- [What you need to do]: Only the lines holding the string "природоподобных" are needed. Copy each one.

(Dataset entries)
============================================================
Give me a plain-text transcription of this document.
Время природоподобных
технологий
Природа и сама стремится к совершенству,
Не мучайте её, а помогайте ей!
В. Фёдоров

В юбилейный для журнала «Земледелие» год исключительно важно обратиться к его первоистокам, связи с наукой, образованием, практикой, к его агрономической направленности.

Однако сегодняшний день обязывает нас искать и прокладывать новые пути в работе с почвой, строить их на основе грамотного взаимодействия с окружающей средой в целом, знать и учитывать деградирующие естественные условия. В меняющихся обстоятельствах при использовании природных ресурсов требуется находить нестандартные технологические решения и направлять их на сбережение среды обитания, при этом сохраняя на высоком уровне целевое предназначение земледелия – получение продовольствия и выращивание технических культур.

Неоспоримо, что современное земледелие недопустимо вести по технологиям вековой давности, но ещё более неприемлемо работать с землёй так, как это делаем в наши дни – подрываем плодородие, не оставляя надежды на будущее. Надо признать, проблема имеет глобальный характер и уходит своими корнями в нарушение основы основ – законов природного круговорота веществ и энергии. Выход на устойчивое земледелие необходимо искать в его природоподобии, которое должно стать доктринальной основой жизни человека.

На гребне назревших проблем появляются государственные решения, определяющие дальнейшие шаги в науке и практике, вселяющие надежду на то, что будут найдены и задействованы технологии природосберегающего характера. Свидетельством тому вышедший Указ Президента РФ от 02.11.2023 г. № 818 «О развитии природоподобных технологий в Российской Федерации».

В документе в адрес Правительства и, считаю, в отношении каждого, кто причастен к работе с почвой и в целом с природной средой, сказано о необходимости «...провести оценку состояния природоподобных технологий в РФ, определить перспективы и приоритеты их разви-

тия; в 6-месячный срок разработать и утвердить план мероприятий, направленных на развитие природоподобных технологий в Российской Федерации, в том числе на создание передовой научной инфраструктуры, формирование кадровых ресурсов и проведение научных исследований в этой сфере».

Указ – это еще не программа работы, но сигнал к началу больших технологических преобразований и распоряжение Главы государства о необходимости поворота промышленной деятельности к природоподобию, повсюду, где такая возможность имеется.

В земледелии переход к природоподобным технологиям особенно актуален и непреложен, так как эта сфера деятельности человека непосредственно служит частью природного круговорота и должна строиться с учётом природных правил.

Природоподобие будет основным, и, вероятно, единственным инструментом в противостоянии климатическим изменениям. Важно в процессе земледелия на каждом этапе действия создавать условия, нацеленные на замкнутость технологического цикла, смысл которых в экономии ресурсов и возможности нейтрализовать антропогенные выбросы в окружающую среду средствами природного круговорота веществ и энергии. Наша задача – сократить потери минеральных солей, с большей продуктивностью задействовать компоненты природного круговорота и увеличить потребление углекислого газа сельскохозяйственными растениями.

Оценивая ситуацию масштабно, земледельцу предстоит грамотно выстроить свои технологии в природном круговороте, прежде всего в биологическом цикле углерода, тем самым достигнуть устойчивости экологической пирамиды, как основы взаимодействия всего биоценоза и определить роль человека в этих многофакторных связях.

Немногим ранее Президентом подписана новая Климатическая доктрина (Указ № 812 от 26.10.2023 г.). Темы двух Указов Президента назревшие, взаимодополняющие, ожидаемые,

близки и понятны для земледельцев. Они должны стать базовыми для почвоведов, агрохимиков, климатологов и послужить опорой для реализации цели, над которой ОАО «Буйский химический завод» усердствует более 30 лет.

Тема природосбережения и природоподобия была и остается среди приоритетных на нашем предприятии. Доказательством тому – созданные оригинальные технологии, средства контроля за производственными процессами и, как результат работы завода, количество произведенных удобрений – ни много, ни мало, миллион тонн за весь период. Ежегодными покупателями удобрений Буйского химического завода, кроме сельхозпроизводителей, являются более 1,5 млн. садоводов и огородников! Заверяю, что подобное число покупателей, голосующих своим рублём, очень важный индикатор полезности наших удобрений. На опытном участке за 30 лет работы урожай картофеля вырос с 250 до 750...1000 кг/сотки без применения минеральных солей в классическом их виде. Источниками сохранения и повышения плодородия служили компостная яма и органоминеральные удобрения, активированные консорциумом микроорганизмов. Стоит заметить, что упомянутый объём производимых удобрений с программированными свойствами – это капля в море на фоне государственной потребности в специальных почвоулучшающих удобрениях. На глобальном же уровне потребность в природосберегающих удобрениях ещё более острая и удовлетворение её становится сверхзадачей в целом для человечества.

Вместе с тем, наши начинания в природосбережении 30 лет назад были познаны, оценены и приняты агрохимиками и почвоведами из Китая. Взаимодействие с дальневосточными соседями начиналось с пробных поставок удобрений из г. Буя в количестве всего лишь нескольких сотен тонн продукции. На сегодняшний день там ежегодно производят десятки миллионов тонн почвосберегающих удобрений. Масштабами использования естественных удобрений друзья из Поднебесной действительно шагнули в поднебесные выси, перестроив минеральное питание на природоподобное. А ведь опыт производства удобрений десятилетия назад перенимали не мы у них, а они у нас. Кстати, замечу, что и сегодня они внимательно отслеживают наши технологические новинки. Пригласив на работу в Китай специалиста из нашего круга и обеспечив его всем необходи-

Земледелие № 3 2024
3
============================================================
- [Written response]:
Время природоподобных
На гребне назревших проблем появляются государственные решения, определяющие дальнейшие шаги в науке и практике, вселяющие надежду на то, что будут найдены и задействованы технологии природосберегающего характера. Свидетельством тому вышедший Указ Президента РФ от 02.11.2023 г. № 818 «О развитии природоподобных технологий в Российской Федерации».
В документе в адрес Правительства и, считаю, в отношении каждого, кто причастен к работе с почвой и в целом с природной средой, сказано о необходимости «...провести оценку состояния природоподобных технологий в РФ, определить перспективы и приоритеты их разви-
тия; в 6-месячный срок разработать и утвердить план мероприятий, направленных на развитие природоподобных технологий в Российской Федерации, в том числе на создание передовой научной инфраструктуры, формирование кадровых ресурсов и проведение научных исследований в этой сфере».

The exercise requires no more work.